• _Objective_
Output each line exactly as it appears, skipping any embedded picture.

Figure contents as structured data
* Begin *

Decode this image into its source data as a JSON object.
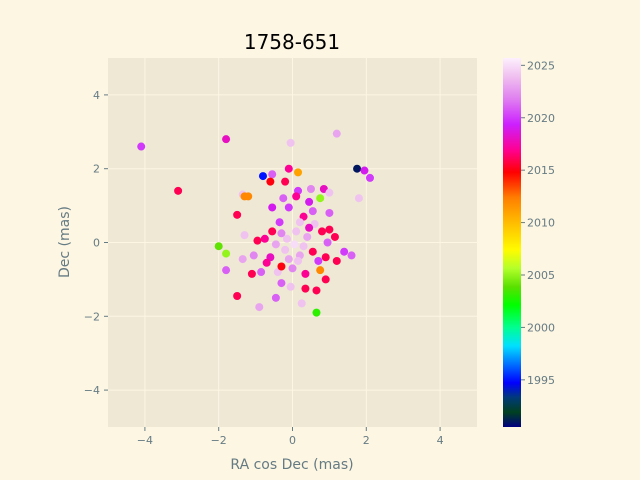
{
  "chart_data": {
    "type": "scatter",
    "title": "1758-651",
    "xlabel": "RA cos Dec (mas)",
    "ylabel": "Dec (mas)",
    "xlim": [
      -5,
      5
    ],
    "ylim": [
      -5,
      5
    ],
    "xticks": [
      -4,
      -2,
      0,
      2,
      4
    ],
    "yticks": [
      -4,
      -2,
      0,
      2,
      4
    ],
    "grid": true,
    "colorbar": {
      "label": "",
      "range": [
        1990.5,
        2025.7
      ],
      "ticks": [
        1995,
        2000,
        2005,
        2010,
        2015,
        2020,
        2025
      ],
      "colormap": "gist_ncar"
    },
    "points": [
      {
        "x": -4.1,
        "y": 2.6,
        "year": 2020
      },
      {
        "x": -3.1,
        "y": 1.4,
        "year": 2016
      },
      {
        "x": -1.8,
        "y": 2.8,
        "year": 2018
      },
      {
        "x": 1.75,
        "y": 2.0,
        "year": 1991
      },
      {
        "x": 2.1,
        "y": 1.75,
        "year": 2020
      },
      {
        "x": 1.95,
        "y": 1.95,
        "year": 2019
      },
      {
        "x": 1.2,
        "y": 2.95,
        "year": 2023
      },
      {
        "x": -0.05,
        "y": 2.7,
        "year": 2024
      },
      {
        "x": -0.1,
        "y": 2.0,
        "year": 2017
      },
      {
        "x": 0.15,
        "y": 1.9,
        "year": 2011
      },
      {
        "x": -0.8,
        "y": 1.8,
        "year": 1995
      },
      {
        "x": -0.55,
        "y": 1.85,
        "year": 2021
      },
      {
        "x": -1.2,
        "y": 1.25,
        "year": 2012
      },
      {
        "x": -1.5,
        "y": 0.75,
        "year": 2016
      },
      {
        "x": 0.75,
        "y": 1.2,
        "year": 2005
      },
      {
        "x": 1.8,
        "y": 1.2,
        "year": 2024
      },
      {
        "x": -2.0,
        "y": -0.1,
        "year": 2004
      },
      {
        "x": -1.8,
        "y": -0.3,
        "year": 2005
      },
      {
        "x": -1.5,
        "y": -1.45,
        "year": 2016
      },
      {
        "x": -1.8,
        "y": -0.75,
        "year": 2021
      },
      {
        "x": 0.65,
        "y": -1.9,
        "year": 2003
      },
      {
        "x": -0.45,
        "y": -1.5,
        "year": 2021
      },
      {
        "x": -0.9,
        "y": -1.75,
        "year": 2023
      },
      {
        "x": 0.25,
        "y": -1.65,
        "year": 2024
      },
      {
        "x": 1.6,
        "y": -0.35,
        "year": 2021
      },
      {
        "x": 1.4,
        "y": -0.25,
        "year": 2020
      },
      {
        "x": 1.0,
        "y": 0.35,
        "year": 2016
      },
      {
        "x": 0.85,
        "y": 1.45,
        "year": 2018
      },
      {
        "x": -0.2,
        "y": 1.65,
        "year": 2016
      },
      {
        "x": 0.15,
        "y": 1.4,
        "year": 2020
      },
      {
        "x": 0.5,
        "y": 1.45,
        "year": 2022
      },
      {
        "x": -0.6,
        "y": 1.65,
        "year": 2015
      },
      {
        "x": -1.35,
        "y": 1.3,
        "year": 2024
      },
      {
        "x": 1.0,
        "y": 1.35,
        "year": 2024
      },
      {
        "x": -0.55,
        "y": 0.95,
        "year": 2019
      },
      {
        "x": -0.1,
        "y": 0.95,
        "year": 2020
      },
      {
        "x": 0.3,
        "y": 0.7,
        "year": 2017
      },
      {
        "x": 0.55,
        "y": 0.85,
        "year": 2021
      },
      {
        "x": 1.0,
        "y": 0.8,
        "year": 2021
      },
      {
        "x": -1.3,
        "y": 0.2,
        "year": 2024
      },
      {
        "x": -0.75,
        "y": 0.1,
        "year": 2017
      },
      {
        "x": -0.3,
        "y": 0.25,
        "year": 2022
      },
      {
        "x": 0.1,
        "y": 0.3,
        "year": 2024
      },
      {
        "x": 0.4,
        "y": 0.15,
        "year": 2023
      },
      {
        "x": 0.8,
        "y": 0.3,
        "year": 2016
      },
      {
        "x": -1.05,
        "y": -0.35,
        "year": 2022
      },
      {
        "x": -0.6,
        "y": -0.4,
        "year": 2018
      },
      {
        "x": -0.2,
        "y": -0.2,
        "year": 2024
      },
      {
        "x": 0.2,
        "y": -0.35,
        "year": 2023
      },
      {
        "x": 0.55,
        "y": -0.25,
        "year": 2016
      },
      {
        "x": 0.9,
        "y": -0.4,
        "year": 2016
      },
      {
        "x": -0.85,
        "y": -0.8,
        "year": 2021
      },
      {
        "x": -0.4,
        "y": -0.8,
        "year": 2024
      },
      {
        "x": 0.0,
        "y": -0.7,
        "year": 2022
      },
      {
        "x": 0.35,
        "y": -0.85,
        "year": 2017
      },
      {
        "x": 0.75,
        "y": -0.75,
        "year": 2012
      },
      {
        "x": -0.3,
        "y": -1.1,
        "year": 2021
      },
      {
        "x": 0.35,
        "y": -1.25,
        "year": 2016
      },
      {
        "x": 0.65,
        "y": -1.3,
        "year": 2016
      },
      {
        "x": -1.1,
        "y": -0.85,
        "year": 2016
      },
      {
        "x": 1.2,
        "y": -0.5,
        "year": 2016
      },
      {
        "x": -1.3,
        "y": 1.25,
        "year": 2012
      },
      {
        "x": 0.1,
        "y": 1.25,
        "year": 2017
      },
      {
        "x": -0.35,
        "y": 0.55,
        "year": 2020
      },
      {
        "x": 0.2,
        "y": 0.55,
        "year": 2024
      },
      {
        "x": 0.6,
        "y": 0.5,
        "year": 2024
      },
      {
        "x": -0.15,
        "y": 0.1,
        "year": 2024
      },
      {
        "x": 0.05,
        "y": -0.05,
        "year": 2025
      },
      {
        "x": 0.3,
        "y": -0.1,
        "year": 2024
      },
      {
        "x": -0.45,
        "y": -0.05,
        "year": 2023
      },
      {
        "x": 0.15,
        "y": -0.5,
        "year": 2024
      },
      {
        "x": -0.1,
        "y": -0.45,
        "year": 2023
      },
      {
        "x": 0.95,
        "y": 0.0,
        "year": 2021
      },
      {
        "x": -0.95,
        "y": 0.05,
        "year": 2016
      },
      {
        "x": 0.45,
        "y": 1.1,
        "year": 2019
      },
      {
        "x": -0.25,
        "y": 1.2,
        "year": 2021
      },
      {
        "x": 1.15,
        "y": 0.15,
        "year": 2016
      },
      {
        "x": -1.35,
        "y": -0.45,
        "year": 2023
      },
      {
        "x": -0.7,
        "y": -0.55,
        "year": 2017
      },
      {
        "x": 0.9,
        "y": -1.0,
        "year": 2016
      },
      {
        "x": -0.05,
        "y": -1.2,
        "year": 2024
      },
      {
        "x": 0.45,
        "y": 0.4,
        "year": 2018
      },
      {
        "x": -0.55,
        "y": 0.3,
        "year": 2016
      },
      {
        "x": 0.7,
        "y": -0.5,
        "year": 2020
      },
      {
        "x": -0.3,
        "y": -0.65,
        "year": 2015
      }
    ]
  }
}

* End *

• _In response_
Decode this image into its source data as a JSON object.
{
  "chart_data": {
    "type": "scatter",
    "title": "1758-651",
    "xlabel": "RA cos Dec (mas)",
    "ylabel": "Dec (mas)",
    "xlim": [
      -5,
      5
    ],
    "ylim": [
      -5,
      5
    ],
    "xticks": [
      -4,
      -2,
      0,
      2,
      4
    ],
    "yticks": [
      -4,
      -2,
      0,
      2,
      4
    ],
    "grid": true,
    "colorbar": {
      "label": "",
      "range": [
        1990.5,
        2025.7
      ],
      "ticks": [
        1995,
        2000,
        2005,
        2010,
        2015,
        2020,
        2025
      ],
      "colormap": "gist_ncar"
    },
    "points": [
      {
        "x": -4.1,
        "y": 2.6,
        "year": 2020
      },
      {
        "x": -3.1,
        "y": 1.4,
        "year": 2016
      },
      {
        "x": -1.8,
        "y": 2.8,
        "year": 2018
      },
      {
        "x": 1.75,
        "y": 2.0,
        "year": 1991
      },
      {
        "x": 2.1,
        "y": 1.75,
        "year": 2020
      },
      {
        "x": 1.95,
        "y": 1.95,
        "year": 2019
      },
      {
        "x": 1.2,
        "y": 2.95,
        "year": 2023
      },
      {
        "x": -0.05,
        "y": 2.7,
        "year": 2024
      },
      {
        "x": -0.1,
        "y": 2.0,
        "year": 2017
      },
      {
        "x": 0.15,
        "y": 1.9,
        "year": 2011
      },
      {
        "x": -0.8,
        "y": 1.8,
        "year": 1995
      },
      {
        "x": -0.55,
        "y": 1.85,
        "year": 2021
      },
      {
        "x": -1.2,
        "y": 1.25,
        "year": 2012
      },
      {
        "x": -1.5,
        "y": 0.75,
        "year": 2016
      },
      {
        "x": 0.75,
        "y": 1.2,
        "year": 2005
      },
      {
        "x": 1.8,
        "y": 1.2,
        "year": 2024
      },
      {
        "x": -2.0,
        "y": -0.1,
        "year": 2004
      },
      {
        "x": -1.8,
        "y": -0.3,
        "year": 2005
      },
      {
        "x": -1.5,
        "y": -1.45,
        "year": 2016
      },
      {
        "x": -1.8,
        "y": -0.75,
        "year": 2021
      },
      {
        "x": 0.65,
        "y": -1.9,
        "year": 2003
      },
      {
        "x": -0.45,
        "y": -1.5,
        "year": 2021
      },
      {
        "x": -0.9,
        "y": -1.75,
        "year": 2023
      },
      {
        "x": 0.25,
        "y": -1.65,
        "year": 2024
      },
      {
        "x": 1.6,
        "y": -0.35,
        "year": 2021
      },
      {
        "x": 1.4,
        "y": -0.25,
        "year": 2020
      },
      {
        "x": 1.0,
        "y": 0.35,
        "year": 2016
      },
      {
        "x": 0.85,
        "y": 1.45,
        "year": 2018
      },
      {
        "x": -0.2,
        "y": 1.65,
        "year": 2016
      },
      {
        "x": 0.15,
        "y": 1.4,
        "year": 2020
      },
      {
        "x": 0.5,
        "y": 1.45,
        "year": 2022
      },
      {
        "x": -0.6,
        "y": 1.65,
        "year": 2015
      },
      {
        "x": -1.35,
        "y": 1.3,
        "year": 2024
      },
      {
        "x": 1.0,
        "y": 1.35,
        "year": 2024
      },
      {
        "x": -0.55,
        "y": 0.95,
        "year": 2019
      },
      {
        "x": -0.1,
        "y": 0.95,
        "year": 2020
      },
      {
        "x": 0.3,
        "y": 0.7,
        "year": 2017
      },
      {
        "x": 0.55,
        "y": 0.85,
        "year": 2021
      },
      {
        "x": 1.0,
        "y": 0.8,
        "year": 2021
      },
      {
        "x": -1.3,
        "y": 0.2,
        "year": 2024
      },
      {
        "x": -0.75,
        "y": 0.1,
        "year": 2017
      },
      {
        "x": -0.3,
        "y": 0.25,
        "year": 2022
      },
      {
        "x": 0.1,
        "y": 0.3,
        "year": 2024
      },
      {
        "x": 0.4,
        "y": 0.15,
        "year": 2023
      },
      {
        "x": 0.8,
        "y": 0.3,
        "year": 2016
      },
      {
        "x": -1.05,
        "y": -0.35,
        "year": 2022
      },
      {
        "x": -0.6,
        "y": -0.4,
        "year": 2018
      },
      {
        "x": -0.2,
        "y": -0.2,
        "year": 2024
      },
      {
        "x": 0.2,
        "y": -0.35,
        "year": 2023
      },
      {
        "x": 0.55,
        "y": -0.25,
        "year": 2016
      },
      {
        "x": 0.9,
        "y": -0.4,
        "year": 2016
      },
      {
        "x": -0.85,
        "y": -0.8,
        "year": 2021
      },
      {
        "x": -0.4,
        "y": -0.8,
        "year": 2024
      },
      {
        "x": 0.0,
        "y": -0.7,
        "year": 2022
      },
      {
        "x": 0.35,
        "y": -0.85,
        "year": 2017
      },
      {
        "x": 0.75,
        "y": -0.75,
        "year": 2012
      },
      {
        "x": -0.3,
        "y": -1.1,
        "year": 2021
      },
      {
        "x": 0.35,
        "y": -1.25,
        "year": 2016
      },
      {
        "x": 0.65,
        "y": -1.3,
        "year": 2016
      },
      {
        "x": -1.1,
        "y": -0.85,
        "year": 2016
      },
      {
        "x": 1.2,
        "y": -0.5,
        "year": 2016
      },
      {
        "x": -1.3,
        "y": 1.25,
        "year": 2012
      },
      {
        "x": 0.1,
        "y": 1.25,
        "year": 2017
      },
      {
        "x": -0.35,
        "y": 0.55,
        "year": 2020
      },
      {
        "x": 0.2,
        "y": 0.55,
        "year": 2024
      },
      {
        "x": 0.6,
        "y": 0.5,
        "year": 2024
      },
      {
        "x": -0.15,
        "y": 0.1,
        "year": 2024
      },
      {
        "x": 0.05,
        "y": -0.05,
        "year": 2025
      },
      {
        "x": 0.3,
        "y": -0.1,
        "year": 2024
      },
      {
        "x": -0.45,
        "y": -0.05,
        "year": 2023
      },
      {
        "x": 0.15,
        "y": -0.5,
        "year": 2024
      },
      {
        "x": -0.1,
        "y": -0.45,
        "year": 2023
      },
      {
        "x": 0.95,
        "y": 0.0,
        "year": 2021
      },
      {
        "x": -0.95,
        "y": 0.05,
        "year": 2016
      },
      {
        "x": 0.45,
        "y": 1.1,
        "year": 2019
      },
      {
        "x": -0.25,
        "y": 1.2,
        "year": 2021
      },
      {
        "x": 1.15,
        "y": 0.15,
        "year": 2016
      },
      {
        "x": -1.35,
        "y": -0.45,
        "year": 2023
      },
      {
        "x": -0.7,
        "y": -0.55,
        "year": 2017
      },
      {
        "x": 0.9,
        "y": -1.0,
        "year": 2016
      },
      {
        "x": -0.05,
        "y": -1.2,
        "year": 2024
      },
      {
        "x": 0.45,
        "y": 0.4,
        "year": 2018
      },
      {
        "x": -0.55,
        "y": 0.3,
        "year": 2016
      },
      {
        "x": 0.7,
        "y": -0.5,
        "year": 2020
      },
      {
        "x": -0.3,
        "y": -0.65,
        "year": 2015
      }
    ]
  }
}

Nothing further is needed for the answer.